### PROVIDED INFORMATION:
=======

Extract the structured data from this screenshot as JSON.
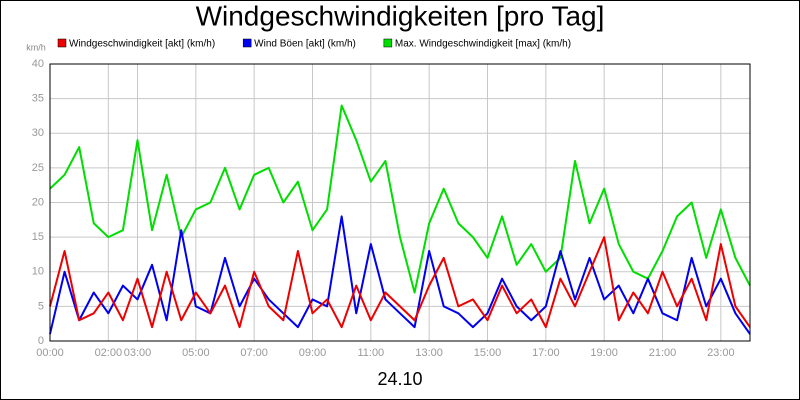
{
  "chart_data": {
    "type": "line",
    "title": "Windgeschwindigkeiten [pro Tag]",
    "y_label": "km/h",
    "x_label": "24.10",
    "x": [
      0,
      0.5,
      1,
      1.5,
      2,
      2.5,
      3,
      3.5,
      4,
      4.5,
      5,
      5.5,
      6,
      6.5,
      7,
      7.5,
      8,
      8.5,
      9,
      9.5,
      10,
      10.5,
      11,
      11.5,
      12,
      12.5,
      13,
      13.5,
      14,
      14.5,
      15,
      15.5,
      16,
      16.5,
      17,
      17.5,
      18,
      18.5,
      19,
      19.5,
      20,
      20.5,
      21,
      21.5,
      22,
      22.5,
      23,
      23.5,
      24
    ],
    "xlim": [
      0,
      24
    ],
    "xticks": [
      {
        "value": 0,
        "label": "00:00"
      },
      {
        "value": 2,
        "label": "02:00"
      },
      {
        "value": 3,
        "label": "03:00"
      },
      {
        "value": 5,
        "label": "05:00"
      },
      {
        "value": 7,
        "label": "07:00"
      },
      {
        "value": 9,
        "label": "09:00"
      },
      {
        "value": 11,
        "label": "11:00"
      },
      {
        "value": 13,
        "label": "13:00"
      },
      {
        "value": 15,
        "label": "15:00"
      },
      {
        "value": 17,
        "label": "17:00"
      },
      {
        "value": 19,
        "label": "19:00"
      },
      {
        "value": 21,
        "label": "21:00"
      },
      {
        "value": 23,
        "label": "23:00"
      }
    ],
    "ylim": [
      0,
      40
    ],
    "yticks": [
      0,
      5,
      10,
      15,
      20,
      25,
      30,
      35,
      40
    ],
    "grid": true,
    "series": [
      {
        "name": "Windgeschwindigkeit [akt] (km/h)",
        "color": "#ee0000",
        "values": [
          5,
          13,
          3,
          4,
          7,
          3,
          9,
          2,
          10,
          3,
          7,
          4,
          8,
          2,
          10,
          5,
          3,
          13,
          4,
          6,
          2,
          8,
          3,
          7,
          5,
          3,
          8,
          12,
          5,
          6,
          3,
          8,
          4,
          6,
          2,
          9,
          5,
          10,
          15,
          3,
          7,
          4,
          10,
          5,
          9,
          3,
          14,
          5,
          2
        ]
      },
      {
        "name": "Wind Böen [akt] (km/h)",
        "color": "#0000ee",
        "values": [
          1,
          10,
          3,
          7,
          4,
          8,
          6,
          11,
          3,
          16,
          5,
          4,
          12,
          5,
          9,
          6,
          4,
          2,
          6,
          5,
          18,
          4,
          14,
          6,
          4,
          2,
          13,
          5,
          4,
          2,
          4,
          9,
          5,
          3,
          5,
          13,
          6,
          12,
          6,
          8,
          4,
          9,
          4,
          3,
          12,
          5,
          9,
          4,
          1
        ]
      },
      {
        "name": "Max. Windgeschwindigkeit [max] (km/h)",
        "color": "#00dd00",
        "values": [
          22,
          24,
          28,
          17,
          15,
          16,
          29,
          16,
          24,
          15,
          19,
          20,
          25,
          19,
          24,
          25,
          20,
          23,
          16,
          19,
          34,
          29,
          23,
          26,
          15,
          7,
          17,
          22,
          17,
          15,
          12,
          18,
          11,
          14,
          10,
          12,
          26,
          17,
          22,
          14,
          10,
          9,
          13,
          18,
          20,
          12,
          19,
          12,
          8
        ]
      }
    ]
  }
}
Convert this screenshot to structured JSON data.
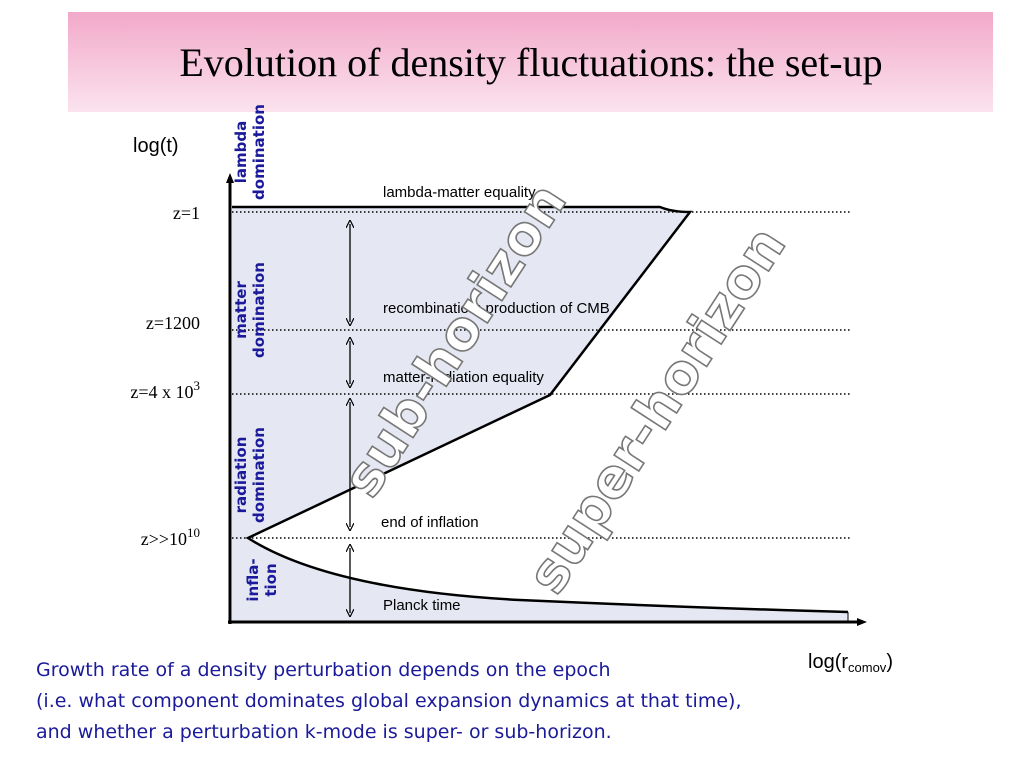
{
  "header": {
    "title": "Evolution of density fluctuations:  the set-up"
  },
  "diagram": {
    "y_axis_label": "log(t)",
    "x_axis_label": {
      "base": "log(r",
      "sub": "comov",
      "end": ")"
    },
    "epochs": [
      {
        "lines": [
          "lambda",
          "domination"
        ]
      },
      {
        "lines": [
          "matter",
          "domination"
        ]
      },
      {
        "lines": [
          "radiation",
          "domination"
        ]
      },
      {
        "lines": [
          "infla-",
          "tion"
        ]
      }
    ],
    "redshifts": [
      {
        "base": "z=1"
      },
      {
        "base": "z=1200"
      },
      {
        "base": "z=4 x 10",
        "sup": "3"
      },
      {
        "base": "z>>10",
        "sup": "10"
      }
    ],
    "events": [
      "lambda-matter equality",
      "recombination; production of CMB",
      "matter-radiation equality",
      "end of inflation",
      "Planck time"
    ],
    "regions": [
      "sub-horizon",
      "super-horizon"
    ]
  },
  "caption": [
    "Growth rate of a density perturbation depends on the epoch",
    "(i.e. what component dominates global expansion dynamics at that time),",
    "and whether a perturbation k-mode is super- or sub-horizon."
  ]
}
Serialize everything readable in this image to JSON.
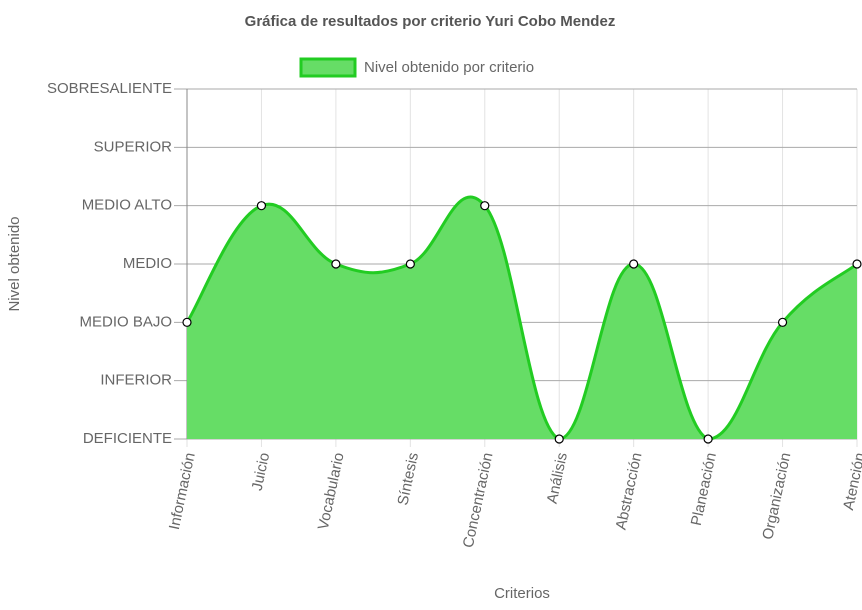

=======

### DIRECTIONS:
Tally the lines in the listing that hold "density" and report the number alone.

### SOLUTION FOR THIS TASK:
2